* [THE PROBLEM]: Filter the entries below, keeping only lines with the word "drive".

(Data entries)
──────

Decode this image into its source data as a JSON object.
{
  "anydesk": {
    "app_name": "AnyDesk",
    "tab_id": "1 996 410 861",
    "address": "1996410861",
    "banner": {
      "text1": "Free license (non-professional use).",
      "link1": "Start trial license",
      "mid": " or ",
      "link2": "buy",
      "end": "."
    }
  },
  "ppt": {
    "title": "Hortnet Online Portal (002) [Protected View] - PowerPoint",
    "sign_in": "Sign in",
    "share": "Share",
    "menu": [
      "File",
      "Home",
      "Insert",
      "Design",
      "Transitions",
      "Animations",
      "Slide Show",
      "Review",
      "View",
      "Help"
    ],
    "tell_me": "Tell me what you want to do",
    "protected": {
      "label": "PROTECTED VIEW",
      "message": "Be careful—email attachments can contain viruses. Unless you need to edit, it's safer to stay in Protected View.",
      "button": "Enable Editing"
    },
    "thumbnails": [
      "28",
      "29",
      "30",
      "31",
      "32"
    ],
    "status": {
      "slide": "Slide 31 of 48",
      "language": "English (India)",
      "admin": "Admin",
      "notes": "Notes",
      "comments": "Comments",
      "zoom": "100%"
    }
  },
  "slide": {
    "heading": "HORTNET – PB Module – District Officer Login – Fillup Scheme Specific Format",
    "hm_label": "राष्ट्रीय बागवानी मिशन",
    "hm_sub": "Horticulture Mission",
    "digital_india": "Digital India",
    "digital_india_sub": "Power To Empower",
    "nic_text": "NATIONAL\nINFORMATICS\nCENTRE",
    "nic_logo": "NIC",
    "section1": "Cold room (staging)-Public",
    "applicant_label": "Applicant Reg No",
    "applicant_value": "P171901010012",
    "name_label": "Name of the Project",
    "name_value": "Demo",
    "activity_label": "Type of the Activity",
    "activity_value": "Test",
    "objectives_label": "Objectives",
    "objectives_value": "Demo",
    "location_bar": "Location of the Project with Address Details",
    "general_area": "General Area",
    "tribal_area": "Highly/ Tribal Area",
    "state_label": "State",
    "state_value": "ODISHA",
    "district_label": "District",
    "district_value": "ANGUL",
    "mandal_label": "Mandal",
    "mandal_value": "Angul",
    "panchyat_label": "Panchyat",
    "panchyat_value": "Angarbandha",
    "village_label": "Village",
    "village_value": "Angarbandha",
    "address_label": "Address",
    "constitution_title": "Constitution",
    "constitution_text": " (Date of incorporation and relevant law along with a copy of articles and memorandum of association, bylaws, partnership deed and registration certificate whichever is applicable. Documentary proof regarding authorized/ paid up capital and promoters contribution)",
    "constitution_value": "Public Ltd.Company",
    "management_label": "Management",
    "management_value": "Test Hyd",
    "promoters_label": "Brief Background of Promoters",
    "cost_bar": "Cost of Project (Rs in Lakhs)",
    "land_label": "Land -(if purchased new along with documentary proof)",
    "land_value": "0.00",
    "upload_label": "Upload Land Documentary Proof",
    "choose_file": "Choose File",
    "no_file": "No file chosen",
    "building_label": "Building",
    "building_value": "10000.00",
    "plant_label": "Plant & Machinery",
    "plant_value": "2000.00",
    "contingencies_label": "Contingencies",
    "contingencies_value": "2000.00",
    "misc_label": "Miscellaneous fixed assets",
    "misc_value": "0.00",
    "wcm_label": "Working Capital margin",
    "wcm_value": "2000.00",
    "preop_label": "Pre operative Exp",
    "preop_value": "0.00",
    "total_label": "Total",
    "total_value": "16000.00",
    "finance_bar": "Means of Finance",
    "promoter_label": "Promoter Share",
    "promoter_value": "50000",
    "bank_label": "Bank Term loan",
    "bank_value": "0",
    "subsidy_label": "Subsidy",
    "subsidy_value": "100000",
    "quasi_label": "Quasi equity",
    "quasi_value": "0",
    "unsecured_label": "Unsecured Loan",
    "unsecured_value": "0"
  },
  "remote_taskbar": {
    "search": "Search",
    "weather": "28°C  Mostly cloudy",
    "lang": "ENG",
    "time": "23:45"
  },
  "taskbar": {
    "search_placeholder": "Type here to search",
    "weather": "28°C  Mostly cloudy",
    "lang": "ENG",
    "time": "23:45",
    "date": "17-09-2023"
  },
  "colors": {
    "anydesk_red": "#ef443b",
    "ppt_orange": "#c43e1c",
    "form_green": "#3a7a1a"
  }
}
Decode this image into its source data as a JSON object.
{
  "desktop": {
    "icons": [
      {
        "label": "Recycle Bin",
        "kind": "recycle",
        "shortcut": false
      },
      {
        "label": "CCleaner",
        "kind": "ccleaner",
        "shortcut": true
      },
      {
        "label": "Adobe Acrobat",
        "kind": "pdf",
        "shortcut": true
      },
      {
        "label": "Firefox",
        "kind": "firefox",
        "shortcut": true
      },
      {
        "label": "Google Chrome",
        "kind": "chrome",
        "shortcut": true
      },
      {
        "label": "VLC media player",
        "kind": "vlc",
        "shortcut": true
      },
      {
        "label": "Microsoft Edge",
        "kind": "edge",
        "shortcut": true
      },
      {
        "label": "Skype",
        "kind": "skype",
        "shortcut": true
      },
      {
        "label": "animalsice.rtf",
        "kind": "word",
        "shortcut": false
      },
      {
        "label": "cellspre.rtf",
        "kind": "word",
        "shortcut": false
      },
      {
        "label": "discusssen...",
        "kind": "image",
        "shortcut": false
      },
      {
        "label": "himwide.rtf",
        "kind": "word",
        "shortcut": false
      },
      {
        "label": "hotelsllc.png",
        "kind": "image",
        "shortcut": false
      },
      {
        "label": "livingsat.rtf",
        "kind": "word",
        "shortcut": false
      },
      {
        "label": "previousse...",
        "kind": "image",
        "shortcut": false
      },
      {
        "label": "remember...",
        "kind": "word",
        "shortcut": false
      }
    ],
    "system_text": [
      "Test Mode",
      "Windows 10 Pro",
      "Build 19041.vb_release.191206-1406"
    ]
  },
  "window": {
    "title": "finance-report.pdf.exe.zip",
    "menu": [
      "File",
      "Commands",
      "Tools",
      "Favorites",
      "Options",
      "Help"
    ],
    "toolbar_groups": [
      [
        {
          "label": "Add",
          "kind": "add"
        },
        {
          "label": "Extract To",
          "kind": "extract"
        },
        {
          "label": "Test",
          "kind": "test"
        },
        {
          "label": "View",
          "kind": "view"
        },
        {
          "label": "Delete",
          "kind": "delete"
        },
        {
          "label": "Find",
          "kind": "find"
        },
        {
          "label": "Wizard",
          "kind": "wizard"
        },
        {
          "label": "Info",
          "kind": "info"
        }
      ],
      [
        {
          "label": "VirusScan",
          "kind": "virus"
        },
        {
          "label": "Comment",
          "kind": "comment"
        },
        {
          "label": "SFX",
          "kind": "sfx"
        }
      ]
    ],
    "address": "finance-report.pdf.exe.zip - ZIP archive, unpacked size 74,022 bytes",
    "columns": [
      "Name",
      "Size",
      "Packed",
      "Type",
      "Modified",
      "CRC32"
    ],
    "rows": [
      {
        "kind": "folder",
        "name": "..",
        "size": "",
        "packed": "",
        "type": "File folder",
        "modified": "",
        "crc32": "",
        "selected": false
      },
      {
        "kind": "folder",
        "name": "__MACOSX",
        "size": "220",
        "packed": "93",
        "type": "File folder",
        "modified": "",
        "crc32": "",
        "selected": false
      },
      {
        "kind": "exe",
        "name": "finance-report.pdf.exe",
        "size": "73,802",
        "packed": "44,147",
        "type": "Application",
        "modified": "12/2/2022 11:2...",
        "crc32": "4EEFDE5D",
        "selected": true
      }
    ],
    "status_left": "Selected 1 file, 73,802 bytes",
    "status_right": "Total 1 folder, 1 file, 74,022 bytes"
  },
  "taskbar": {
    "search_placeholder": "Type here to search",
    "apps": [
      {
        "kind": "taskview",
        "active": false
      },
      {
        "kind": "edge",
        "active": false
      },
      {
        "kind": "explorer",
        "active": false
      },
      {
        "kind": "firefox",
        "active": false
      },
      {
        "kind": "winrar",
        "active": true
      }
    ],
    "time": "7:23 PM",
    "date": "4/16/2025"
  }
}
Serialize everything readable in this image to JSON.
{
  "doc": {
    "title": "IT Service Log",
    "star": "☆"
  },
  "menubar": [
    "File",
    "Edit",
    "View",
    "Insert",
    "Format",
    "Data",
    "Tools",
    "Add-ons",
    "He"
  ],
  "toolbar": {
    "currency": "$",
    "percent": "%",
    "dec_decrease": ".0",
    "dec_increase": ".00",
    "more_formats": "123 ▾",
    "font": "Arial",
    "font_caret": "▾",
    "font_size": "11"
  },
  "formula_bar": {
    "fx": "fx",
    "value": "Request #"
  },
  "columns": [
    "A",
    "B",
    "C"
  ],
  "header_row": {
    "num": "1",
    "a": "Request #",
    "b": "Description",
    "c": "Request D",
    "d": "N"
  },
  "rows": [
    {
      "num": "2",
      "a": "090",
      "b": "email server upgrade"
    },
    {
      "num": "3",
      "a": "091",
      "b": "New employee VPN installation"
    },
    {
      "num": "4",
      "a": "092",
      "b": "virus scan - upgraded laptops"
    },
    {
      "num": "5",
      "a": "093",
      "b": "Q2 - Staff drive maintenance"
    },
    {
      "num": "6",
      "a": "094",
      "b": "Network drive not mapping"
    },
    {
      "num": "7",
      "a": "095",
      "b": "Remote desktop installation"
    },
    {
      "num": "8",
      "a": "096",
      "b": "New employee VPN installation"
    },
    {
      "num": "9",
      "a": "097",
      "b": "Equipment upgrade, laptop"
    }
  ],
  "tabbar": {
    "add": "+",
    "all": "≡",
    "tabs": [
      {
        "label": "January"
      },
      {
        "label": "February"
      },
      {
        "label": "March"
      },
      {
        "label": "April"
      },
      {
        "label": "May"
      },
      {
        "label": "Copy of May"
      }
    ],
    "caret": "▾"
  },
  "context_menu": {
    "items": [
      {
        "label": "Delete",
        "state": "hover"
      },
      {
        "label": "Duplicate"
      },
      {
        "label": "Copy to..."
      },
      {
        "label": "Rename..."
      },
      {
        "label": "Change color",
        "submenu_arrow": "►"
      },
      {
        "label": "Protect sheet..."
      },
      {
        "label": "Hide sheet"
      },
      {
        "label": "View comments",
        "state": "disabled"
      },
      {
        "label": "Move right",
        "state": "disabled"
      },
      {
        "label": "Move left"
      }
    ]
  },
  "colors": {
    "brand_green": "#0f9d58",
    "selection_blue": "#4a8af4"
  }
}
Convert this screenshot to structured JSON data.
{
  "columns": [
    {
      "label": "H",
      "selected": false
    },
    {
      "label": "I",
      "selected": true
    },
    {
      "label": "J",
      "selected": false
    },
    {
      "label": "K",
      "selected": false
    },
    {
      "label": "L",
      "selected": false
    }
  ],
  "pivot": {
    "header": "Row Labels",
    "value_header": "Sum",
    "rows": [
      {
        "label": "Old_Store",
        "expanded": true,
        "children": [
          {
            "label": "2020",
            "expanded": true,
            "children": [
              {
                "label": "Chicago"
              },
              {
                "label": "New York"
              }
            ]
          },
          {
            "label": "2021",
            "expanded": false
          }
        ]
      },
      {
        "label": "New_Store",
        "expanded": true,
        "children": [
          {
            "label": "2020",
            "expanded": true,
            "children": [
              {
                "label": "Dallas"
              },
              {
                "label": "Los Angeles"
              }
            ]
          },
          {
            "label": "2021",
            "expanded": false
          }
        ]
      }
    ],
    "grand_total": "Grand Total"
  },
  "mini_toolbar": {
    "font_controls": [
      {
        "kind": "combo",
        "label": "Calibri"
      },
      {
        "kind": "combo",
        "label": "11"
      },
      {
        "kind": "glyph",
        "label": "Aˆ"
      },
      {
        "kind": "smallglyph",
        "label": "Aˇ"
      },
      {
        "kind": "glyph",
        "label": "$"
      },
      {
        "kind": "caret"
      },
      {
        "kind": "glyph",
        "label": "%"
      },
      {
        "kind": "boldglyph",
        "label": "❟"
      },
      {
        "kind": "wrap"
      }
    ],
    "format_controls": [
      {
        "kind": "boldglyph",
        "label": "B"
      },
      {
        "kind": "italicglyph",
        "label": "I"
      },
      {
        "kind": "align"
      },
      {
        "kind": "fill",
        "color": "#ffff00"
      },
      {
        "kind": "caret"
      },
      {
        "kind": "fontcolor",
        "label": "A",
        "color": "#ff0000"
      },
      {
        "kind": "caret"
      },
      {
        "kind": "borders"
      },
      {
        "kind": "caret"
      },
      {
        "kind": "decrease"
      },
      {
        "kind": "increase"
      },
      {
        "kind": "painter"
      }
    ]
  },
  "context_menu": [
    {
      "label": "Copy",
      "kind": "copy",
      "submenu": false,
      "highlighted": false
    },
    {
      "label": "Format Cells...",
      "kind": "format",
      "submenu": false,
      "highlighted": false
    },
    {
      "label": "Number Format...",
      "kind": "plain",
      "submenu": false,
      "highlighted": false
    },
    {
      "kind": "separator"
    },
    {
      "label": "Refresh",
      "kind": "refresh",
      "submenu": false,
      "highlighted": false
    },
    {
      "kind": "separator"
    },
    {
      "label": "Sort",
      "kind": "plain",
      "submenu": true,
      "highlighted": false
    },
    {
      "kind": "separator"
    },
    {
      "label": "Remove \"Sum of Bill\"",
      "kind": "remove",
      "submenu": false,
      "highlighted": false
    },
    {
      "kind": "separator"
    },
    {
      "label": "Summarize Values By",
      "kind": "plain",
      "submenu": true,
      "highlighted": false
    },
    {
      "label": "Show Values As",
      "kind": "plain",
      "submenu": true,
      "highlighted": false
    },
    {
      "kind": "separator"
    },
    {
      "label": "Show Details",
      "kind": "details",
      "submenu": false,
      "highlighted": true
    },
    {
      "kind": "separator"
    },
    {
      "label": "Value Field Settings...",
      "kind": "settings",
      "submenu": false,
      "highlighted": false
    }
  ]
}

──────

* [TASK RESULT]:
      "b": "Q2 - Staff drive maintenance"
      "b": "Network drive not mapping"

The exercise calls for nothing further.